_Records:_
┌────────

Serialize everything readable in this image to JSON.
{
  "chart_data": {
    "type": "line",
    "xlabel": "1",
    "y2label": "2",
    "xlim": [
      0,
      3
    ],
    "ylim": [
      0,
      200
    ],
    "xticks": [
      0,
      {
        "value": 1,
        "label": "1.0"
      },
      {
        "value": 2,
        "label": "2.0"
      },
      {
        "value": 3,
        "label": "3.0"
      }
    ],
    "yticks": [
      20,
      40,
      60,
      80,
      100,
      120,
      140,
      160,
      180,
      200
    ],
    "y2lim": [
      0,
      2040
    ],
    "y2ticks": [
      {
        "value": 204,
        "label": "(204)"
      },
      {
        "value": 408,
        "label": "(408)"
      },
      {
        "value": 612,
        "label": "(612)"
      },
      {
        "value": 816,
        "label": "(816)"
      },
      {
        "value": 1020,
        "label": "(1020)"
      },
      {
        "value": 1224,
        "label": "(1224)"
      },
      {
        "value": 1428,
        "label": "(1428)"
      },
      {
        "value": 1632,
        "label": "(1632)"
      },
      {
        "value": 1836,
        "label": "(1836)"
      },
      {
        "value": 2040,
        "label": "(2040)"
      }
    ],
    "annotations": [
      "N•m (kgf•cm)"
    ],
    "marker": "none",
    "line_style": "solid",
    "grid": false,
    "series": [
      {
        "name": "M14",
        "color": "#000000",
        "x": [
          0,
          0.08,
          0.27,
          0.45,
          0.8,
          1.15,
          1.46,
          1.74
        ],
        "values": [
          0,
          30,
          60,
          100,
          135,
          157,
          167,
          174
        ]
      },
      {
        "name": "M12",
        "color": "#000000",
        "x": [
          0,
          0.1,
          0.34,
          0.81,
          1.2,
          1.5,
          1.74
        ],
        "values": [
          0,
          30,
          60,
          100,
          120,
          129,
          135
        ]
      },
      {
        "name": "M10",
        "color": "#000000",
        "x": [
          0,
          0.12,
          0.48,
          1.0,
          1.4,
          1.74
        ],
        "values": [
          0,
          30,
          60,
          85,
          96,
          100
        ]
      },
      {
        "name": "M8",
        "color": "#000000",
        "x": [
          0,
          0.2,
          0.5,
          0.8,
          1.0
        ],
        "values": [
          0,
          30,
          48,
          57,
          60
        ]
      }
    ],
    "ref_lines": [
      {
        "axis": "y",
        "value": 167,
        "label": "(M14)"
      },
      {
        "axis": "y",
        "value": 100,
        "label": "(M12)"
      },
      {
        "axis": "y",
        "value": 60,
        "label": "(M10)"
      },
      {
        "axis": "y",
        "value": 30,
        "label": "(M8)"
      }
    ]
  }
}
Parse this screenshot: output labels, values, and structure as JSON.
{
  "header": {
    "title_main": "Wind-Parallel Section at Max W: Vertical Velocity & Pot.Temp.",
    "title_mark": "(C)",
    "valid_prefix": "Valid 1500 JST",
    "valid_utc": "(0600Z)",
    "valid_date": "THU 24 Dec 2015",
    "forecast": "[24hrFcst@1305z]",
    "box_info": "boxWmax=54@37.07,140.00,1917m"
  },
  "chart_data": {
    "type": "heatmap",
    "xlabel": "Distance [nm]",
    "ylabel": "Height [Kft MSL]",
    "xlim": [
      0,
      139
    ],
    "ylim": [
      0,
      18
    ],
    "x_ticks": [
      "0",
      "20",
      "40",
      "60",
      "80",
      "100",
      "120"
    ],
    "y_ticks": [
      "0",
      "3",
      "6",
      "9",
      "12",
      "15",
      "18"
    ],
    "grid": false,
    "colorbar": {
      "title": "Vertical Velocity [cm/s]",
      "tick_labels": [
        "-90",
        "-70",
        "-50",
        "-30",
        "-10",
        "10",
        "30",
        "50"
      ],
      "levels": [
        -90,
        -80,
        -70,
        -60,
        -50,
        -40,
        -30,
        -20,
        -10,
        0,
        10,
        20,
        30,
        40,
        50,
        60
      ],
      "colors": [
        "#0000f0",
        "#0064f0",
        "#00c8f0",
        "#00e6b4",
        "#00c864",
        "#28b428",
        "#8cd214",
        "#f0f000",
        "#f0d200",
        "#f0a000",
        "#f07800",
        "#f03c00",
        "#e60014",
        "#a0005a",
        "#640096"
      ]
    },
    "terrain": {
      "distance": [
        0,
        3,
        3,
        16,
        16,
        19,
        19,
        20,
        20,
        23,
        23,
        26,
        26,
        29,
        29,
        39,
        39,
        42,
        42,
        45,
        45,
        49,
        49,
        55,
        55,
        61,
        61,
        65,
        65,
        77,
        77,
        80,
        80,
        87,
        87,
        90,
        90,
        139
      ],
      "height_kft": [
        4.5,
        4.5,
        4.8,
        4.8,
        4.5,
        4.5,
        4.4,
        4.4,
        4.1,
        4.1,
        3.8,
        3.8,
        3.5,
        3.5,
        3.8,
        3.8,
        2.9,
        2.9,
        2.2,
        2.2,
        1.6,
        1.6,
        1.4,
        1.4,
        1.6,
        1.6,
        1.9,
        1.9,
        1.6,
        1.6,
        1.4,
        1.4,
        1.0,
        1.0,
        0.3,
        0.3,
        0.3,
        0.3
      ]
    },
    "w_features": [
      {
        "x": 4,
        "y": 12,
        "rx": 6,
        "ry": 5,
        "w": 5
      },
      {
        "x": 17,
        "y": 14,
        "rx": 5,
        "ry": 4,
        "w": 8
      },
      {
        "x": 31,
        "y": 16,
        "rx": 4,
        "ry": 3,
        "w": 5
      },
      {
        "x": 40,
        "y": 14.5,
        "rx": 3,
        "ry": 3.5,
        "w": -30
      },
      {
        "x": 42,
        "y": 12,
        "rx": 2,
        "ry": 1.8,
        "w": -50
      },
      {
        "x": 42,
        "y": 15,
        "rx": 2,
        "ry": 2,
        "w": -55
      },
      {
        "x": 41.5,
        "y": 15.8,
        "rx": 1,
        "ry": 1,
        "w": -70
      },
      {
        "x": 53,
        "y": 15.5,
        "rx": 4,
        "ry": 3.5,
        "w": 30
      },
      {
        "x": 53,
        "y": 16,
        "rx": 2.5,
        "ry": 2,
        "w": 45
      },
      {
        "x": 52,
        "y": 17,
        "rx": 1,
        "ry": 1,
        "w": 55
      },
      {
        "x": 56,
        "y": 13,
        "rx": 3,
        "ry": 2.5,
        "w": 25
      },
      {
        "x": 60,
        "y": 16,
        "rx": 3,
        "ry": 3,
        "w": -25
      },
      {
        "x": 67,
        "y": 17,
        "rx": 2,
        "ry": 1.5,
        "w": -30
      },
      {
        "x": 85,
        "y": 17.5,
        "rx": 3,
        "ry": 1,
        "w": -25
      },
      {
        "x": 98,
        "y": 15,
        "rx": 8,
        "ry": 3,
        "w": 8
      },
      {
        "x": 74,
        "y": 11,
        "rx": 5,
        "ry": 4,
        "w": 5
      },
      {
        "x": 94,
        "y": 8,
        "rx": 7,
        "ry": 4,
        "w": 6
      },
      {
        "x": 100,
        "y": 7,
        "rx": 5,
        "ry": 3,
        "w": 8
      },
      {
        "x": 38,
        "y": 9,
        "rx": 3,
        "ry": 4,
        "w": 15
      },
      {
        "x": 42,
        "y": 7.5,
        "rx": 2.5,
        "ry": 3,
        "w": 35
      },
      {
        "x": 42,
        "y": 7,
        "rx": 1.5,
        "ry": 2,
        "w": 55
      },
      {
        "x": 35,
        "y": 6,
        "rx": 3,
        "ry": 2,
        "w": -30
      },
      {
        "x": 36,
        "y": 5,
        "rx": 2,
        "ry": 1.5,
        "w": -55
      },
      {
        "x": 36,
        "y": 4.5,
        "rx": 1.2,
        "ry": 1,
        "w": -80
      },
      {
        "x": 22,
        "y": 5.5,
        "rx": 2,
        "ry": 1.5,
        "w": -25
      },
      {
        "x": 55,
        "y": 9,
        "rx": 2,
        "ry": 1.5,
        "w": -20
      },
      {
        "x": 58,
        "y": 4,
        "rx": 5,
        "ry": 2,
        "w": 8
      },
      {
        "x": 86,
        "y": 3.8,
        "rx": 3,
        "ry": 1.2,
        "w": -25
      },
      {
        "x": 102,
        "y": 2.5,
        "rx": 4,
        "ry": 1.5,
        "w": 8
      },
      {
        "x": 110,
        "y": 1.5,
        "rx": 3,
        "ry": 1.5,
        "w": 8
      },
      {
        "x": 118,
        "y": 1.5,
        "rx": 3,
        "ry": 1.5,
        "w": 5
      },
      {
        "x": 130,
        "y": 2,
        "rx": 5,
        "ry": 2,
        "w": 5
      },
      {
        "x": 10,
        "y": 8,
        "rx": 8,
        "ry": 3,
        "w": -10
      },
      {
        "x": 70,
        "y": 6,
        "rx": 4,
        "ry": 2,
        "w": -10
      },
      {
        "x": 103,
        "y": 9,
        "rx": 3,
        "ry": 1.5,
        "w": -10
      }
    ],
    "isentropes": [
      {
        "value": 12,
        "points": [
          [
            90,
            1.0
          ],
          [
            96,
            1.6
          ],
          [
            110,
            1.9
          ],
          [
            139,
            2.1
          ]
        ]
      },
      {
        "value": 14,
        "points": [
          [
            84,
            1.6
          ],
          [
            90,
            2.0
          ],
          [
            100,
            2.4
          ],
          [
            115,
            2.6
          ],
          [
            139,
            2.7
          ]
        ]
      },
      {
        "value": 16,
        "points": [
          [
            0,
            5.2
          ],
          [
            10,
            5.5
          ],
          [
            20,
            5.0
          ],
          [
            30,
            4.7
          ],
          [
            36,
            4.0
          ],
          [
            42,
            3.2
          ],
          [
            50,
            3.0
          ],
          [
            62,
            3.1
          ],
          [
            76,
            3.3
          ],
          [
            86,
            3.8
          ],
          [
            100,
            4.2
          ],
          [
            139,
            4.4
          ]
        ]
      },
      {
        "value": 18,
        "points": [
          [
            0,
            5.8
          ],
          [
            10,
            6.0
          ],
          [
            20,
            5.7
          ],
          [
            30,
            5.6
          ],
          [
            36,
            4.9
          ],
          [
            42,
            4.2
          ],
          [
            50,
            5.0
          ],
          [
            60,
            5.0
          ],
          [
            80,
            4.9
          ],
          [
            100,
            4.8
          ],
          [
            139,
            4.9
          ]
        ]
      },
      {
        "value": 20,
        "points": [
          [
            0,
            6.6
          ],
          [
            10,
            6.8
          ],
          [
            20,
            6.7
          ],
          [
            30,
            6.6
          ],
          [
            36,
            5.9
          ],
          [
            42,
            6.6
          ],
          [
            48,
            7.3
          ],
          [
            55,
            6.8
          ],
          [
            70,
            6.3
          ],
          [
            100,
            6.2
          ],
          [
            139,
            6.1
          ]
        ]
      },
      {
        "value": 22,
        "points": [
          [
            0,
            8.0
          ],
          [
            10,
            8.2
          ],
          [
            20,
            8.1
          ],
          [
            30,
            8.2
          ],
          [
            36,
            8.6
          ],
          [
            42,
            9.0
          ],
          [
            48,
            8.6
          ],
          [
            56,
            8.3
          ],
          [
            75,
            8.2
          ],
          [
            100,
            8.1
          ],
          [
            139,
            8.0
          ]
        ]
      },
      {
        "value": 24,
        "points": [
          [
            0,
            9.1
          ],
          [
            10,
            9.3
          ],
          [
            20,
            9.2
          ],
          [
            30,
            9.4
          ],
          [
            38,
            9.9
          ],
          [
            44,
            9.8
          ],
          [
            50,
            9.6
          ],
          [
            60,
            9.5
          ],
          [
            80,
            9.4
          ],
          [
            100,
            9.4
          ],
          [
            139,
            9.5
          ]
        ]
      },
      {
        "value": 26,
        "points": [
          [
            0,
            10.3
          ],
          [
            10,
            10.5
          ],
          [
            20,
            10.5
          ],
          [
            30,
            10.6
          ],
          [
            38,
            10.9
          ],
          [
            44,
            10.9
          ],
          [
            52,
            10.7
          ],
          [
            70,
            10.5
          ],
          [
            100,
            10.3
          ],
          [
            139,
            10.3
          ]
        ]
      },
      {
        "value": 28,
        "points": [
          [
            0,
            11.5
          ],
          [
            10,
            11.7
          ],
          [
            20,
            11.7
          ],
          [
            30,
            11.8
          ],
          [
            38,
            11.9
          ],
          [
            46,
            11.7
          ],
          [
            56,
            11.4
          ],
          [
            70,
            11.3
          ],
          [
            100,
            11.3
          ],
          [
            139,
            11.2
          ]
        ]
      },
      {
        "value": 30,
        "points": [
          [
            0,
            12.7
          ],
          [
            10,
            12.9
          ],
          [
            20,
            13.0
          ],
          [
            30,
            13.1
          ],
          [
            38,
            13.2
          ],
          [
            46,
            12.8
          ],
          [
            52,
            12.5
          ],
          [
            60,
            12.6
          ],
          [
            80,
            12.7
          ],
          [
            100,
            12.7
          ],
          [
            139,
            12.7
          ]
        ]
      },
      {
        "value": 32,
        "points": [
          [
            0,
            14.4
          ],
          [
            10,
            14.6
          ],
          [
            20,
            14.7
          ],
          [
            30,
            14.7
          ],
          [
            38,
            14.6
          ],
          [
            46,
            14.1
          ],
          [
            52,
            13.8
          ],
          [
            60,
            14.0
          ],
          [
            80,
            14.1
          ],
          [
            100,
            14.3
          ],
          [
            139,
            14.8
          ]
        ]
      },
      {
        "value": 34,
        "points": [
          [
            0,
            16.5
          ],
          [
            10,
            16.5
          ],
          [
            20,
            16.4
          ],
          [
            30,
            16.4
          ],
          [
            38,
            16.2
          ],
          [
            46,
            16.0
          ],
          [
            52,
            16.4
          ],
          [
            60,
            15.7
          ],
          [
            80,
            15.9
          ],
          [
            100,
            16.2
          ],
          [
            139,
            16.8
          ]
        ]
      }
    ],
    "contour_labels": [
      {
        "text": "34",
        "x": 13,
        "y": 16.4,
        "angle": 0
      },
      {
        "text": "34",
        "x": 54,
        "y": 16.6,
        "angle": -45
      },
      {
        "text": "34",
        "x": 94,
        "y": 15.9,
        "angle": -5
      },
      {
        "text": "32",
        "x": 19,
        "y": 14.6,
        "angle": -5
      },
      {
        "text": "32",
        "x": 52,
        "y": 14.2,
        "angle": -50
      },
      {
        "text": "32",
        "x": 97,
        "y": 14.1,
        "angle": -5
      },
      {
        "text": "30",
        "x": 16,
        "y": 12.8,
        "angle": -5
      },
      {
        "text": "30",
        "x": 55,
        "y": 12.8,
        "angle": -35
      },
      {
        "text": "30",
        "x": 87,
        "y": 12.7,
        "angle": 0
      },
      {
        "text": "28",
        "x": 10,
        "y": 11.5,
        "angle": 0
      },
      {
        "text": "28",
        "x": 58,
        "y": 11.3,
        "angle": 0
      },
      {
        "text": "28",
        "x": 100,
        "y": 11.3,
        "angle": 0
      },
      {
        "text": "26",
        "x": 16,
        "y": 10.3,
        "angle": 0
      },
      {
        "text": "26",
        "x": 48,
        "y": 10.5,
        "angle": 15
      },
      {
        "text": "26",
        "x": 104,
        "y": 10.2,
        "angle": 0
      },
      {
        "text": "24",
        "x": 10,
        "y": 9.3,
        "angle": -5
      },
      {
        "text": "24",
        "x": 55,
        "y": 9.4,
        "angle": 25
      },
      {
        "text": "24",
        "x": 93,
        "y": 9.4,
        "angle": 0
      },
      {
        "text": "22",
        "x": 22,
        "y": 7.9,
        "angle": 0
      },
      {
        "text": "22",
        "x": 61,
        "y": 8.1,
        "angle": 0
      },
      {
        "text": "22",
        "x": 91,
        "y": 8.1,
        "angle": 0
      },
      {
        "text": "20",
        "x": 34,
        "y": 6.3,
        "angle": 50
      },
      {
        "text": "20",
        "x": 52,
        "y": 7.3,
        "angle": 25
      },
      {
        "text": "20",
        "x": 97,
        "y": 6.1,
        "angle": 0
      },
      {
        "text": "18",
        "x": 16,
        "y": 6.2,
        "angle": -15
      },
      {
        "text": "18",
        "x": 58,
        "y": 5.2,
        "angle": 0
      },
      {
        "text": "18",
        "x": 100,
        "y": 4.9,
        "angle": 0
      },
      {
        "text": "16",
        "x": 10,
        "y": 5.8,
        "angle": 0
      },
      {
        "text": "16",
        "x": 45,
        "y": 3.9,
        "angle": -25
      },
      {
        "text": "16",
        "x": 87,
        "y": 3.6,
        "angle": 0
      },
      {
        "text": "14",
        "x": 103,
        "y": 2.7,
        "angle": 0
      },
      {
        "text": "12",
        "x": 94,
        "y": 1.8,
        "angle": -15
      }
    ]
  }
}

└────────

Report all lines of the data above that include the string "this".

_Full response:_
Serialize everything readable in this image to JSON.
Parse this screenshot: output labels, values, and structure as JSON.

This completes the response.